__SET PROBLEM__
List each line of the data that holds the string "image".

* Start STORED DATA *

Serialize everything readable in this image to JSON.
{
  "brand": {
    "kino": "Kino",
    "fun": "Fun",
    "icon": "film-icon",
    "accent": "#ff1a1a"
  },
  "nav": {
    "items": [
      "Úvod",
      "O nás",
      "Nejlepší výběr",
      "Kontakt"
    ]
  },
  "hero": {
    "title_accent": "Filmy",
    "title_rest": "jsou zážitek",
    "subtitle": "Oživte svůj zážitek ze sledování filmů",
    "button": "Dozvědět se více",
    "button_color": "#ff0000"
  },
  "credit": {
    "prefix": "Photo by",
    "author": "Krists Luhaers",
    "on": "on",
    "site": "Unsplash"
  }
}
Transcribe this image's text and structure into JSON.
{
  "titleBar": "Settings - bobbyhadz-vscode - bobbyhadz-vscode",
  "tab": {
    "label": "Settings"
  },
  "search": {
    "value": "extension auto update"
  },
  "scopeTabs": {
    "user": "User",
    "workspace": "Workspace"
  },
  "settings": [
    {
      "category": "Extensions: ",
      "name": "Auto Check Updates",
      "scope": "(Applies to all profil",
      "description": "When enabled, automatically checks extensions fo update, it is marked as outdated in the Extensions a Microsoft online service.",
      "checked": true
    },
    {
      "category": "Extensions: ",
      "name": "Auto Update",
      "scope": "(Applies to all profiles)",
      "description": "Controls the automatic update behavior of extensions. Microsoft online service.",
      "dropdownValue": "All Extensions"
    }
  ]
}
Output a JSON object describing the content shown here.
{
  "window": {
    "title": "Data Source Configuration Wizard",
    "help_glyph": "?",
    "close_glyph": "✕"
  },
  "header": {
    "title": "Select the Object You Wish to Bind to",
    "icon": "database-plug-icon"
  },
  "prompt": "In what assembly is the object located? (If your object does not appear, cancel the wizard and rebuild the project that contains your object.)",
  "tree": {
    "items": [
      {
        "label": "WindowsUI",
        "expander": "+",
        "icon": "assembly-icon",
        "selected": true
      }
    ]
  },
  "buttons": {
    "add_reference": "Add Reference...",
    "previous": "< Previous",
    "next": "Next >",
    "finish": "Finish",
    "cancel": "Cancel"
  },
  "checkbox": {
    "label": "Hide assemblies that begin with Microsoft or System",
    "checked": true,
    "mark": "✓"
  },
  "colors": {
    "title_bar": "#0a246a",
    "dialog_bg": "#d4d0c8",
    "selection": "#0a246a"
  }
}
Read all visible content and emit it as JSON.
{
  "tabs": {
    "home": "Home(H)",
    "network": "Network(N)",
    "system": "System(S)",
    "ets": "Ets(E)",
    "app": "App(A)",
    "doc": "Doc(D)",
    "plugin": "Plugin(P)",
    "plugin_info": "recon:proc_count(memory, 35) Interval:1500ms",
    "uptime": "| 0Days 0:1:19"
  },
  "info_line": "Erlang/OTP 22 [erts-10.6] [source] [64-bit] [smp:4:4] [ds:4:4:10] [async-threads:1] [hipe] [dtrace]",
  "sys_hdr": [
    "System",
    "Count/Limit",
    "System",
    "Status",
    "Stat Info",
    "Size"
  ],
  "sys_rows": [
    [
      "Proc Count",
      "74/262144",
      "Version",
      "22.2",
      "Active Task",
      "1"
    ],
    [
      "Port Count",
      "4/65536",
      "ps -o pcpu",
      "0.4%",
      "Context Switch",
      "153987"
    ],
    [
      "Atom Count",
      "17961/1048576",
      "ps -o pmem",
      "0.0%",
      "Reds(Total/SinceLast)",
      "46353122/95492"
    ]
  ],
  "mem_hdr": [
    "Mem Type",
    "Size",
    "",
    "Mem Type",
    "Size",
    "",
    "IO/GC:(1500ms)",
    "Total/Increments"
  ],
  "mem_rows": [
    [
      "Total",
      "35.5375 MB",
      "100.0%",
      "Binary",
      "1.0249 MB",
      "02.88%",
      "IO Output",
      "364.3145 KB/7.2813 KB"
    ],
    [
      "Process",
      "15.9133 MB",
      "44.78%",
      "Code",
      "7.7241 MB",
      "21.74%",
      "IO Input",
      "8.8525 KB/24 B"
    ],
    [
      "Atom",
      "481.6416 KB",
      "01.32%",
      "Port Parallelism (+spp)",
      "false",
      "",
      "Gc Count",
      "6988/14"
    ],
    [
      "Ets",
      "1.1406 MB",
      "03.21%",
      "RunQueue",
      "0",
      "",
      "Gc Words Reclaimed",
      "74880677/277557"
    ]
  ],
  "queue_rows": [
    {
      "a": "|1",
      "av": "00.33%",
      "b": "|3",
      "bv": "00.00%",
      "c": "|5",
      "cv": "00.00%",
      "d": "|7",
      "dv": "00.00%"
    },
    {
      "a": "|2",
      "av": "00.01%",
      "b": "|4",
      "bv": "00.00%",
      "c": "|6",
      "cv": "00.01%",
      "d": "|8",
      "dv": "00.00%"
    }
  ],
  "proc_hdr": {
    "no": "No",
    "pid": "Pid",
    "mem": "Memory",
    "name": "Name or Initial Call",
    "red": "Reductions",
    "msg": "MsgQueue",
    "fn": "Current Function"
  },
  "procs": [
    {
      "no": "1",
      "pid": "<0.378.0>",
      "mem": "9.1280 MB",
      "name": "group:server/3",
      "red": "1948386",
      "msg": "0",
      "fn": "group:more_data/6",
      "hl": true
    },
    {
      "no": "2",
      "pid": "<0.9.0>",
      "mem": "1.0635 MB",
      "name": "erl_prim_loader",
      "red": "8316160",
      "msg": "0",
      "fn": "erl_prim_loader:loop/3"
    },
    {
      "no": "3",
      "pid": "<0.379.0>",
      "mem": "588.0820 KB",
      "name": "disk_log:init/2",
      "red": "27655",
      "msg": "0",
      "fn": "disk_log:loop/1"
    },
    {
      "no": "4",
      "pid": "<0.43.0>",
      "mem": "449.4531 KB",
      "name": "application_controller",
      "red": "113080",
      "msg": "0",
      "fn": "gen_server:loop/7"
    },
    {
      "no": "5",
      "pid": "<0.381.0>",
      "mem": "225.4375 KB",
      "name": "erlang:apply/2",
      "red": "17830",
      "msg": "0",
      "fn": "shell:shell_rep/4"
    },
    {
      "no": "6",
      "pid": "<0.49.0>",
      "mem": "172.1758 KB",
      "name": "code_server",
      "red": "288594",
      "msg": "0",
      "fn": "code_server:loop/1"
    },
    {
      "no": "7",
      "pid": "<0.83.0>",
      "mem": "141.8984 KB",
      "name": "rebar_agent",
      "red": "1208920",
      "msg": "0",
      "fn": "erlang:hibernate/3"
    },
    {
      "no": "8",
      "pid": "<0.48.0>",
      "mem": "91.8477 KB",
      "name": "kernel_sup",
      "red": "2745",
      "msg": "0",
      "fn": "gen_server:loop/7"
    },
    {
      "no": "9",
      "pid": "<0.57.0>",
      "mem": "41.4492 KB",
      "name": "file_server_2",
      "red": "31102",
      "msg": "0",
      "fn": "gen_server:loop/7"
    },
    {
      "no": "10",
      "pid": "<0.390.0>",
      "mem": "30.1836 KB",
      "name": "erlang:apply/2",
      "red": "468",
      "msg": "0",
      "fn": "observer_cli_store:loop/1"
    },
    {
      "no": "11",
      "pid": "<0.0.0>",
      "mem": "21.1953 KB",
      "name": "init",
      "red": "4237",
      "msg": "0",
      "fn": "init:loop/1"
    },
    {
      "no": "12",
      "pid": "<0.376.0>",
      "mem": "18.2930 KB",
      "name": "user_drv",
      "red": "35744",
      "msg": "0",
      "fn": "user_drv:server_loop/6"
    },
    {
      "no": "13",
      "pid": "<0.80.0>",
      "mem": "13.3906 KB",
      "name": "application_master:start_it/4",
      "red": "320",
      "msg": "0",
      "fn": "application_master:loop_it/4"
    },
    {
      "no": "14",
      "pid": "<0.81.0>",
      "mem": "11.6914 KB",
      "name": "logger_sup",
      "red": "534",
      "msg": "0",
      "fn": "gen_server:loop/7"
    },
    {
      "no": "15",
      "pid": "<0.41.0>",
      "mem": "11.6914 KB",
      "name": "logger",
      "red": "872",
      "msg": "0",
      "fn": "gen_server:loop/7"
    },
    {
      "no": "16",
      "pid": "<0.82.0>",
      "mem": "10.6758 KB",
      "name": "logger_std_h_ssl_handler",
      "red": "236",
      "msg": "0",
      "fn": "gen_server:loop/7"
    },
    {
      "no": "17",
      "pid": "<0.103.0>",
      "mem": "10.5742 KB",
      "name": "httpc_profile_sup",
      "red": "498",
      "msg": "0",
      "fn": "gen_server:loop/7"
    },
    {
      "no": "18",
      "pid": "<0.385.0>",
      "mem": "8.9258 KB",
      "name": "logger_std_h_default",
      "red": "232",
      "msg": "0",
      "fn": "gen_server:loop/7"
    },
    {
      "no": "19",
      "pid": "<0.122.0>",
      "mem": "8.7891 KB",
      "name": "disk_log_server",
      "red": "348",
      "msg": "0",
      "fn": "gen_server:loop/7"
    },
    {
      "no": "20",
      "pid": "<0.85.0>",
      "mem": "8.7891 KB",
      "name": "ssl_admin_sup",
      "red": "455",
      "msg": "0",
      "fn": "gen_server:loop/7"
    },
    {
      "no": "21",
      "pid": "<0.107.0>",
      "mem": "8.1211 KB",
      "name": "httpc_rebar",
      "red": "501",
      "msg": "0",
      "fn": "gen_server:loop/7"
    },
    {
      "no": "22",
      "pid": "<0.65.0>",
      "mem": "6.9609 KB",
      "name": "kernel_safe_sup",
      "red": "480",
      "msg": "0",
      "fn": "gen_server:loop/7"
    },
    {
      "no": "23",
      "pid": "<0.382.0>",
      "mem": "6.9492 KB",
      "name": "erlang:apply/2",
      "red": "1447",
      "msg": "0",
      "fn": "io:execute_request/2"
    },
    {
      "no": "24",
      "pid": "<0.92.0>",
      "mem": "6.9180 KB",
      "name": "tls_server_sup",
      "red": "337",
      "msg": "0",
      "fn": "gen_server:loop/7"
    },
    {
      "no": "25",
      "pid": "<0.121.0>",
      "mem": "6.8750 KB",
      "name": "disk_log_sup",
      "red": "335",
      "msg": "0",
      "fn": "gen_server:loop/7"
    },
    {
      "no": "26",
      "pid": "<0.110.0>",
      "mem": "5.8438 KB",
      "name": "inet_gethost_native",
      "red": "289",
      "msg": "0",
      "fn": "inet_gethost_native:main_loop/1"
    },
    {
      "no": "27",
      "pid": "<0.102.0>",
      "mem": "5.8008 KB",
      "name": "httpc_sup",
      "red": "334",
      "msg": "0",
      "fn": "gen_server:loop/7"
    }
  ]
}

* End STORED DATA *

__ANSWER TO THE TASK__
Serialize everything readable in this image to JSON.
Transcribe this image's text and structure into JSON.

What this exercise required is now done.